───── Information shown ─────
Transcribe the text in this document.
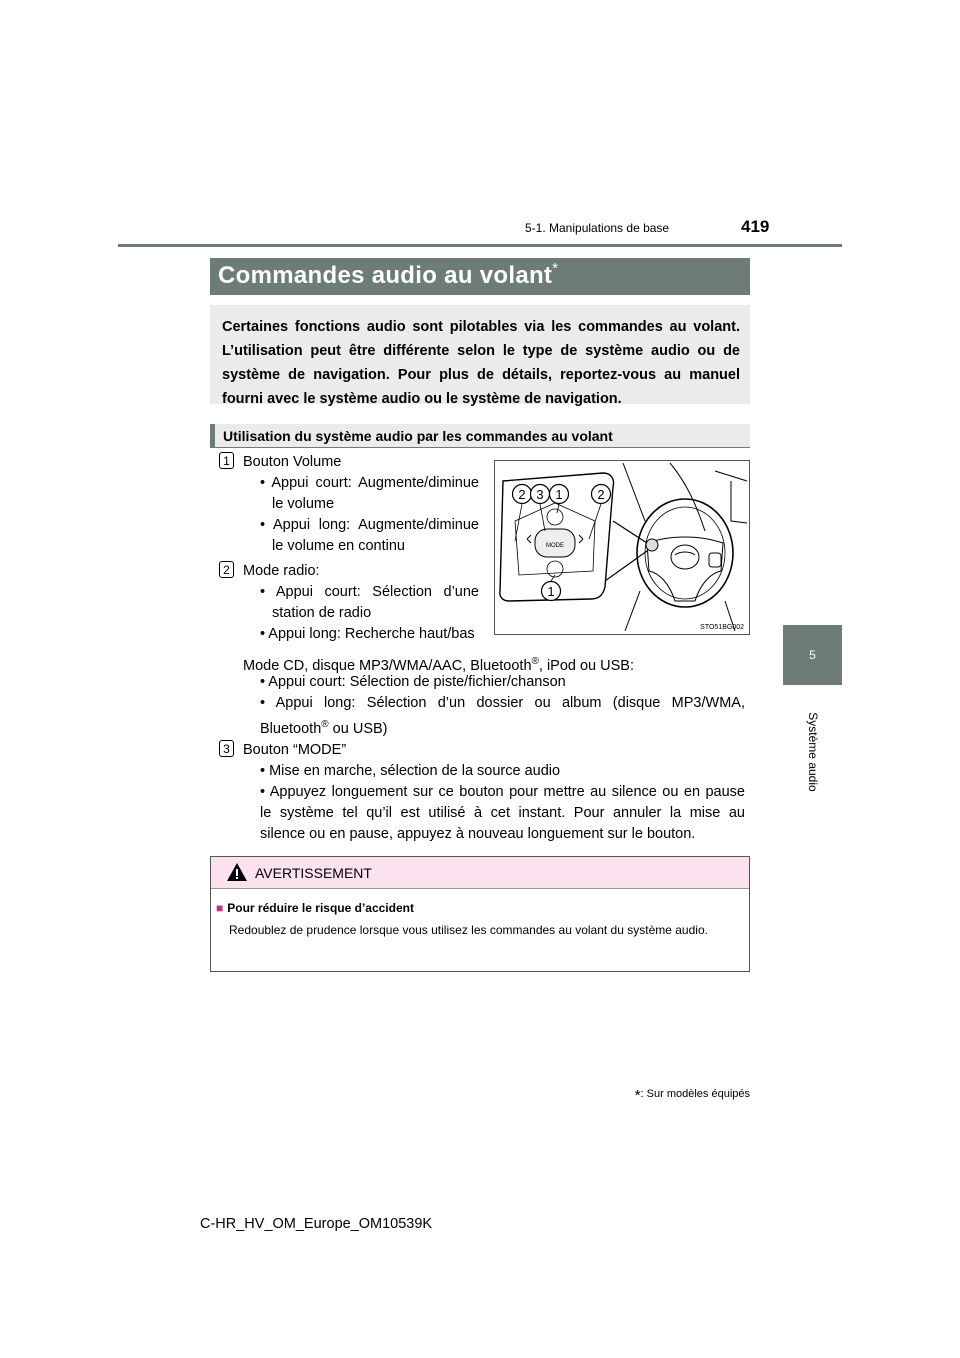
5-1. Manipulations de base	419
5
Système audio
Commandes audio au volant*
Certaines fonctions audio sont pilotables via les commandes au volant. L’utilisation peut être différente selon le type de système audio ou de système de navigation. Pour plus de détails, reportez-vous au manuel fourni avec le système audio ou le système de navigation.
Utilisation du système audio par les commandes au volant
1 Bouton Volume
• Appui court: Augmente/diminue
le volume
• Appui long: Augmente/diminue
le volume en continu
2 Mode radio:
• Appui court: Sélection d’une
station de radio
• Appui long: Recherche haut/bas
Mode CD, disque MP3/WMA/AAC, Bluetooth®, iPod ou USB:
• Appui court: Sélection de piste/fichier/chanson
• Appui long: Sélection d’un dossier ou album (disque MP3/WMA,
Bluetooth® ou USB)
3 Bouton “MODE”
• Mise en marche, sélection de la source audio
• Appuyez longuement sur ce bouton pour mettre au silence ou en pause
le système tel qu’il est utilisé à cet instant. Pour annuler la mise au
silence ou en pause, appuyez à nouveau longuement sur le bouton.
MODE
2 3 1	2
1
STO51BG002
AVERTISSEMENT
■ Pour réduire le risque d’accident
Redoublez de prudence lorsque vous utilisez les commandes au volant du système audio.
*: Sur modèles équipés
C-HR_HV_OM_Europe_OM10539K
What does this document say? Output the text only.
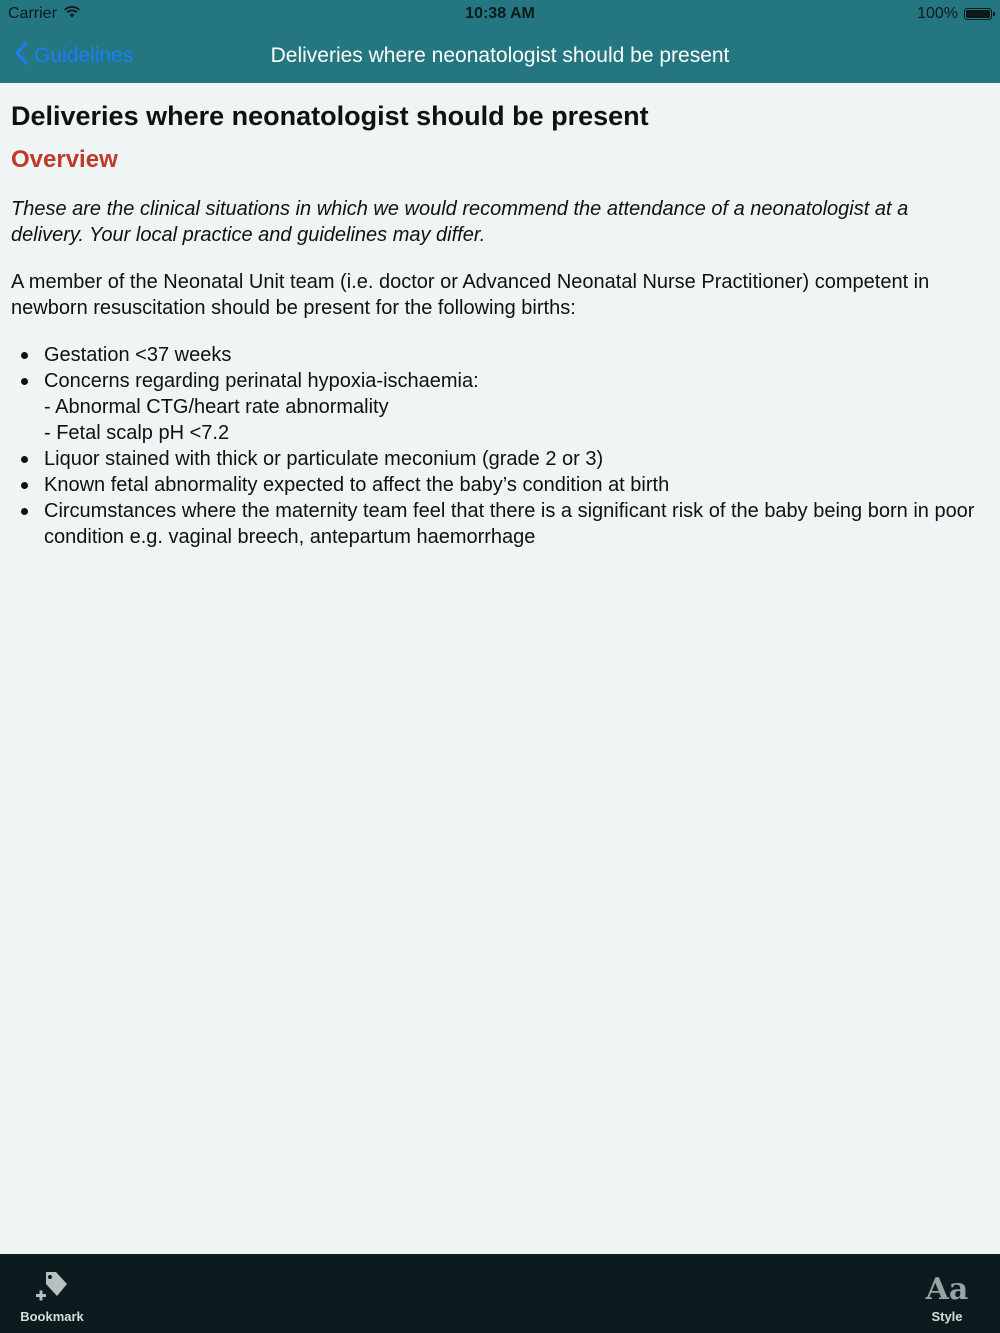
Carrier	10:38 AM	100%
Guidelines	Deliveries where neonatologist should be present
Deliveries where neonatologist should be present
Overview

These are the clinical situations in which we would recommend the attendance of a neonatologist at a delivery. Your local practice and guidelines may differ.

A member of the Neonatal Unit team (i.e. doctor or Advanced Neonatal Nurse Practitioner) competent in newborn resuscitation should be present for the following births:

Gestation <37 weeks
Concerns regarding perinatal hypoxia-ischaemia:
- Abnormal CTG/heart rate abnormality
- Fetal scalp pH <7.2
Liquor stained with thick or particulate meconium (grade 2 or 3)
Known fetal abnormality expected to affect the baby’s condition at birth
Circumstances where the maternity team feel that there is a significant risk of the baby being born in poor condition e.g. vaginal breech, antepartum haemorrhage
Bookmark
Aa
Style
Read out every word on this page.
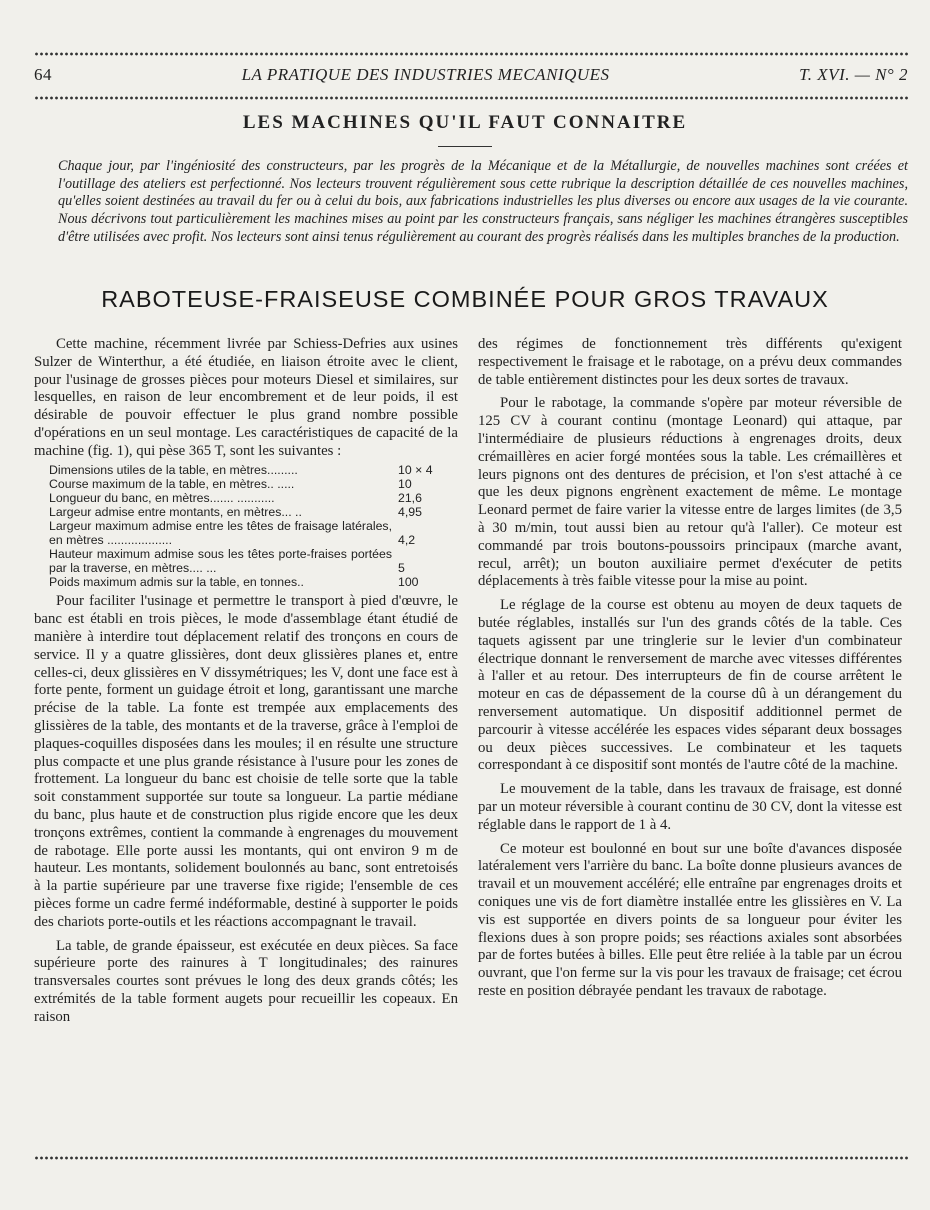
64	LA PRATIQUE DES INDUSTRIES MECANIQUES	T. XVI. — N° 2
LES MACHINES QU'IL FAUT CONNAITRE
Chaque jour, par l'ingéniosité des constructeurs, par les progrès de la Mécanique et de la Métallurgie, de nouvelles machines sont créées et l'outillage des ateliers est perfectionné. Nos lecteurs trouvent régulièrement sous cette rubrique la description détaillée de ces nouvelles machines, qu'elles soient destinées au travail du fer ou à celui du bois, aux fabrications industrielles les plus diverses ou encore aux usages de la vie courante. Nous décrivons tout particulièrement les machines mises au point par les constructeurs français, sans négliger les machines étrangères susceptibles d'être utilisées avec profit. Nos lecteurs sont ainsi tenus régulièrement au courant des progrès réalisés dans les multiples branches de la production.
RABOTEUSE-FRAISEUSE COMBINÉE POUR GROS TRAVAUX

Cette machine, récemment livrée par Schiess-Defries aux usines Sulzer de Winterthur, a été étudiée, en liaison étroite avec le client, pour l'usinage de grosses pièces pour moteurs Diesel et similaires, sur lesquelles, en raison de leur encombrement et de leur poids, il est désirable de pouvoir effectuer le plus grand nombre possible d'opérations en un seul montage. Les caractéristiques de capacité de la machine (fig. 1), qui pèse 365 T, sont les suivantes :

Dimensions utiles de la table, en mètres.........	10 × 4
Course maximum de la table, en mètres.. .....	10
Longueur du banc, en mètres....... ...........	21,6
Largeur admise entre montants, en mètres... ..	4,95
Largeur maximum admise entre les têtes de fraisage latérales, en mètres ...................	4,2
Hauteur maximum admise sous les têtes porte-fraises portées par la traverse, en mètres.... ...	5
Poids maximum admis sur la table, en tonnes..	100

Pour faciliter l'usinage et permettre le transport à pied d'œuvre, le banc est établi en trois pièces, le mode d'assemblage étant étudié de manière à interdire tout déplacement relatif des tronçons en cours de service. Il y a quatre glissières, dont deux glissières planes et, entre celles-ci, deux glissières en V dissymétriques; les V, dont une face est à forte pente, forment un guidage étroit et long, garantissant une marche précise de la table. La fonte est trempée aux emplacements des glissières de la table, des montants et de la traverse, grâce à l'emploi de plaques-coquilles disposées dans les moules; il en résulte une structure plus compacte et une plus grande résistance à l'usure pour les zones de frottement. La longueur du banc est choisie de telle sorte que la table soit constamment supportée sur toute sa longueur. La partie médiane du banc, plus haute et de construction plus rigide encore que les deux tronçons extrêmes, contient la commande à engrenages du mouvement de rabotage. Elle porte aussi les montants, qui ont environ 9 m de hauteur. Les montants, solidement boulonnés au banc, sont entretoisés à la partie supérieure par une traverse fixe rigide; l'ensemble de ces pièces forme un cadre fermé indéformable, destiné à supporter le poids des chariots porte-outils et les réactions accompagnant le travail.

La table, de grande épaisseur, est exécutée en deux pièces. Sa face supérieure porte des rainures à T longitudinales; des rainures transversales courtes sont prévues le long des deux grands côtés; les extrémités de la table forment augets pour recueillir les copeaux. En raison

des régimes de fonctionnement très différents qu'exigent respectivement le fraisage et le rabotage, on a prévu deux commandes de table entièrement distinctes pour les deux sortes de travaux.

Pour le rabotage, la commande s'opère par moteur réversible de 125 CV à courant continu (montage Leonard) qui attaque, par l'intermédiaire de plusieurs réductions à engrenages droits, deux crémaillères en acier forgé montées sous la table. Les crémaillères et leurs pignons ont des dentures de précision, et l'on s'est attaché à ce que les deux pignons engrènent exactement de même. Le montage Leonard permet de faire varier la vitesse entre de larges limites (de 3,5 à 30 m/min, tout aussi bien au retour qu'à l'aller). Ce moteur est commandé par trois boutons-poussoirs principaux (marche avant, recul, arrêt); un bouton auxiliaire permet d'exécuter de petits déplacements à très faible vitesse pour la mise au point.

Le réglage de la course est obtenu au moyen de deux taquets de butée réglables, installés sur l'un des grands côtés de la table. Ces taquets agissent par une tringlerie sur le levier d'un combinateur électrique donnant le renversement de marche avec vitesses différentes à l'aller et au retour. Des interrupteurs de fin de course arrêtent le moteur en cas de dépassement de la course dû à un dérangement du renversement automatique. Un dispositif additionnel permet de parcourir à vitesse accélérée les espaces vides séparant deux bossages ou deux pièces successives. Le combinateur et les taquets correspondant à ce dispositif sont montés de l'autre côté de la machine.

Le mouvement de la table, dans les travaux de fraisage, est donné par un moteur réversible à courant continu de 30 CV, dont la vitesse est réglable dans le rapport de 1 à 4.

Ce moteur est boulonné en bout sur une boîte d'avances disposée latéralement vers l'arrière du banc. La boîte donne plusieurs avances de travail et un mouvement accéléré; elle entraîne par engrenages droits et coniques une vis de fort diamètre installée entre les glissières en V. La vis est supportée en divers points de sa longueur pour éviter les flexions dues à son propre poids; ses réactions axiales sont absorbées par de fortes butées à billes. Elle peut être reliée à la table par un écrou ouvrant, que l'on ferme sur la vis pour les travaux de fraisage; cet écrou reste en position débrayée pendant les travaux de rabotage.
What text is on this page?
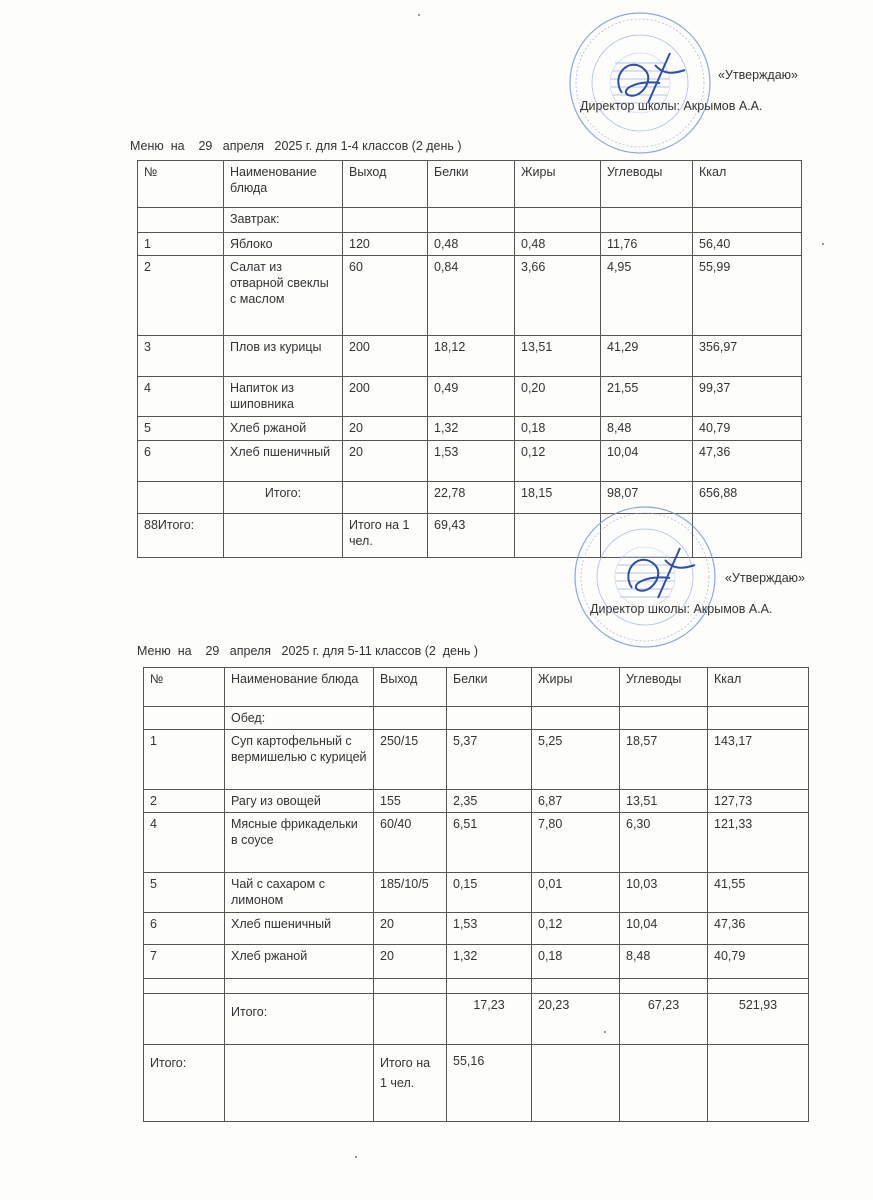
«Утверждаю»
Директор школы: Акрымов А.А.
Меню  на    29   апреля   2025 г. для 1-4 классов (2 день )
№	Наименование блюда	Выход	Белки	Жиры	Углеводы	Ккал
	Завтрак:					
1	Яблоко	120	0,48	0,48	11,76	56,40
2	Салат из отварной свеклы с маслом	60	0,84	3,66	4,95	55,99
3	Плов из курицы	200	18,12	13,51	41,29	356,97
4	Напиток из шиповника	200	0,49	0,20	21,55	99,37
5	Хлеб ржаной	20	1,32	0,18	8,48	40,79
6	Хлеб пшеничный	20	1,53	0,12	10,04	47,36
	Итого:		22,78	18,15	98,07	656,88
88Итого:		Итого на 1 чел.	69,43			
«Утверждаю»
Директор школы: Акрымов А.А.
Меню  на    29   апреля   2025 г. для 5-11 классов (2  день )
№	Наименование блюда	Выход	Белки	Жиры	Углеводы	Ккал
	Обед:					
1	Суп картофельный с вермишелью с курицей	250/15	5,37	5,25	18,57	143,17
2	Рагу из овощей	155	2,35	6,87	13,51	127,73
4	Мясные фрикадельки в соусе	60/40	6,51	7,80	6,30	121,33
5	Чай с сахаром с лимоном	185/10/5	0,15	0,01	10,03	41,55
6	Хлеб пшеничный	20	1,53	0,12	10,04	47,36
7	Хлеб ржаной	20	1,32	0,18	8,48	40,79

	Итого:		17,23	20,23	67,23	521,93
Итого:		Итого на 1 чел.	55,16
─────
Extract every line containing the string "maximum" from the data above.

Course maximum de la table, en mètres.. .....	10
Largeur maximum admise entre les têtes de fraisage latérales, en mètres ...................	4,2
Hauteur maximum admise sous les têtes porte-fraises portées par la traverse, en mètres.... ...	5
Poids maximum admis sur la table, en tonnes..	100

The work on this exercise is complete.